### Given entries
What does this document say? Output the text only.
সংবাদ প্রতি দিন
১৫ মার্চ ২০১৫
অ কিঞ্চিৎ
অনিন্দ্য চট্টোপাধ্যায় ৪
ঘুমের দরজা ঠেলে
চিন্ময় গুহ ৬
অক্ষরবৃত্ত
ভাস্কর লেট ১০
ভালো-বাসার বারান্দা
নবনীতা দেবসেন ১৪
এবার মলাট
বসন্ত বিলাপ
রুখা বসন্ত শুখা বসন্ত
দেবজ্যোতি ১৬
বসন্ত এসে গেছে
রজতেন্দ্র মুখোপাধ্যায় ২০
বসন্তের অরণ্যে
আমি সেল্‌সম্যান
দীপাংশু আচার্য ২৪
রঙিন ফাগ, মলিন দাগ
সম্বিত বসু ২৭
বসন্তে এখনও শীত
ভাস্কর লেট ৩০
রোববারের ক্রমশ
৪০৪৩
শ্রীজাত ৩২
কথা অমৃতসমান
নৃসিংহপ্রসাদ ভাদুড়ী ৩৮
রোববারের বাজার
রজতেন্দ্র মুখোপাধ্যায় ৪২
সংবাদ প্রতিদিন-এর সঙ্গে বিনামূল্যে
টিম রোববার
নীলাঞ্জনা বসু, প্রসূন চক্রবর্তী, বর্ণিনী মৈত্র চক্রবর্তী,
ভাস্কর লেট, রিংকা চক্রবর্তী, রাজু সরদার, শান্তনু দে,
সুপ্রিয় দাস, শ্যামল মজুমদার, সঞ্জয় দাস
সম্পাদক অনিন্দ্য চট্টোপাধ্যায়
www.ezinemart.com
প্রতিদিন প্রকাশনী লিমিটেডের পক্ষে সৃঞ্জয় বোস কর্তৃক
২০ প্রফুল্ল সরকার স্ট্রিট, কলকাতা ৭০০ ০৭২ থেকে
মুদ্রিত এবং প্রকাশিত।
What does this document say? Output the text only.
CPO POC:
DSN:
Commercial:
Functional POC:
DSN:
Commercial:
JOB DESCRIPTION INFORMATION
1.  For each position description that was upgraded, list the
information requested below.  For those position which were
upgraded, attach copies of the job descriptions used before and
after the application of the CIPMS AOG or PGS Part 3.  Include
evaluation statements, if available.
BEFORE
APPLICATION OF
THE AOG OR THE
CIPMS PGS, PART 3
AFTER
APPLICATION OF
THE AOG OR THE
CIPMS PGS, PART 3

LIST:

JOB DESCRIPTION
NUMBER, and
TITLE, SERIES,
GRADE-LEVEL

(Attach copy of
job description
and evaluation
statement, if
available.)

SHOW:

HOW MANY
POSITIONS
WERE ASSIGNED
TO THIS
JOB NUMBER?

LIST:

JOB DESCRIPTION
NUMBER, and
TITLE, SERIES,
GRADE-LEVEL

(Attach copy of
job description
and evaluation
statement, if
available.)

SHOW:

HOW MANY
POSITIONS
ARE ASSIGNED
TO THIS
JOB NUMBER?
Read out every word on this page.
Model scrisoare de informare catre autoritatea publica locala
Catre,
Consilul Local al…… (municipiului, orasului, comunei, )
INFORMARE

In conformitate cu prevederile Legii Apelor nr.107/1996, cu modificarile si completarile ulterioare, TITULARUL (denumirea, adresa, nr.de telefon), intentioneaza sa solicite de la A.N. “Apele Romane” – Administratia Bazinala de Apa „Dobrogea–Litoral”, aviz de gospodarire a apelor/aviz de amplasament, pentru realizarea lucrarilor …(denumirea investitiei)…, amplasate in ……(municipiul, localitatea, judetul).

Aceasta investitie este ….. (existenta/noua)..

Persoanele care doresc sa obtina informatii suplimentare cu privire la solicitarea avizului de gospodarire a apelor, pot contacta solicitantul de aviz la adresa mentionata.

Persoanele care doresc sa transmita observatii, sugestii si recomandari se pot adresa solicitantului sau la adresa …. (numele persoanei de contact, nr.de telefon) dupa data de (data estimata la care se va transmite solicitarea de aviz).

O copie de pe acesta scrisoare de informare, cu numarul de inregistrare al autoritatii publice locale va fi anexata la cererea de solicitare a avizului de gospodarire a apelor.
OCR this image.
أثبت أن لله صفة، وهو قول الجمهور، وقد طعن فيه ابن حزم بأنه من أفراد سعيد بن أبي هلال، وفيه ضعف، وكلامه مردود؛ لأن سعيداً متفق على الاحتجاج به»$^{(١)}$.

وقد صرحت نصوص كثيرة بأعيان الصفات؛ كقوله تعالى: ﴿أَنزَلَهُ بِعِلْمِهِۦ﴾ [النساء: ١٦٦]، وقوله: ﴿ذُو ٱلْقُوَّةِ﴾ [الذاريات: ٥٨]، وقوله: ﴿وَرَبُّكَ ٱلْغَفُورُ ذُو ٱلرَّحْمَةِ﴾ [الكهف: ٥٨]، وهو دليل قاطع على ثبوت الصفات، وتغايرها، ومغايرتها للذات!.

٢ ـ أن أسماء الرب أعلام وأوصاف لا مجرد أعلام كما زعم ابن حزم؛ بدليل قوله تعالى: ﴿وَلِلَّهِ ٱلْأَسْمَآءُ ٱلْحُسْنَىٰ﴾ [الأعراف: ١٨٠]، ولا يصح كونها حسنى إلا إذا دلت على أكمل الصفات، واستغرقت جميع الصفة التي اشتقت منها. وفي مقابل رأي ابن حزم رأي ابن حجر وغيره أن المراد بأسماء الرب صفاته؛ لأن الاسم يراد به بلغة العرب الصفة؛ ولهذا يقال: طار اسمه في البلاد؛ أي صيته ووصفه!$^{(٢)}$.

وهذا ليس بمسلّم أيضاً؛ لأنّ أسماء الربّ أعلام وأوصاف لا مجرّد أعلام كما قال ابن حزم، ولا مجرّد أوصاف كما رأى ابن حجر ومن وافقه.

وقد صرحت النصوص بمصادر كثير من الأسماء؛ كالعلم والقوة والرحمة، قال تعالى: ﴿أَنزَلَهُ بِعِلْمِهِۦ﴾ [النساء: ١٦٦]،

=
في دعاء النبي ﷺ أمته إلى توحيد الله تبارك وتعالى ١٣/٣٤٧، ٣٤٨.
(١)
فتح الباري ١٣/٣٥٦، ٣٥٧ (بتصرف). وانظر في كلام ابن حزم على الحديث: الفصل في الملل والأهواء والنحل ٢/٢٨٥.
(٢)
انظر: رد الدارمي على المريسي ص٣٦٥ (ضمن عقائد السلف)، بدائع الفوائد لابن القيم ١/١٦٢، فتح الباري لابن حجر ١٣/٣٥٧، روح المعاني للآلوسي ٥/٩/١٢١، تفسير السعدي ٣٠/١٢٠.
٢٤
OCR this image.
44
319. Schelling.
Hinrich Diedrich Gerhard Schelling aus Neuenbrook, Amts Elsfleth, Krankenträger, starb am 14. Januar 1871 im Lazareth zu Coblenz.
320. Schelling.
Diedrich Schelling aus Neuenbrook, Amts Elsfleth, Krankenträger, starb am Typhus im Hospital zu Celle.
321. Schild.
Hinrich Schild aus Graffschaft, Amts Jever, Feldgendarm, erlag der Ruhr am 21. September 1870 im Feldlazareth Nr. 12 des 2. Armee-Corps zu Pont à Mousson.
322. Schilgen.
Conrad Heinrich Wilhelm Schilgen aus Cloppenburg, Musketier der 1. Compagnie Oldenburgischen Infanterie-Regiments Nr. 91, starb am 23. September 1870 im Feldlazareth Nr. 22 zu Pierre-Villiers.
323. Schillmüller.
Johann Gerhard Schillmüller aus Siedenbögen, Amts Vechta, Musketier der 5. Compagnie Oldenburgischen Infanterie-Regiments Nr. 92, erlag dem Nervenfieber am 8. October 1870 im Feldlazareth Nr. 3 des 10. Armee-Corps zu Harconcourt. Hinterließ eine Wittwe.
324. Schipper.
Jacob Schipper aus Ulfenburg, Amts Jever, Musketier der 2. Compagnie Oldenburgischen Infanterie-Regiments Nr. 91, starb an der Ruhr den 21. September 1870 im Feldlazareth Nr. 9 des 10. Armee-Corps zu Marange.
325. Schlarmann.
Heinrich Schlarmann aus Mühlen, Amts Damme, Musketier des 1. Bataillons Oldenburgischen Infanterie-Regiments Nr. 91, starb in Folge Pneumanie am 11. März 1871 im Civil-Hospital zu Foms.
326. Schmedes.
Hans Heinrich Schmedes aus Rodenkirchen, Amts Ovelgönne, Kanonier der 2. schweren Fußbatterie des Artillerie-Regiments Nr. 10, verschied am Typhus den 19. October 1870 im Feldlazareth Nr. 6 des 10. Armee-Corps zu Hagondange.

### Instructions for the task
Locate all lines in the listing above with the word "Elsfleth". Copy them.

### Output
Hinrich Diedrich Gerhard Schelling aus Neuenbrook, Amts Elsfleth, Krankenträger, starb am 14. Januar 1871 im Lazareth zu Coblenz.
Diedrich Schelling aus Neuenbrook, Amts Elsfleth, Krankenträger, starb am Typhus im Hospital zu Celle.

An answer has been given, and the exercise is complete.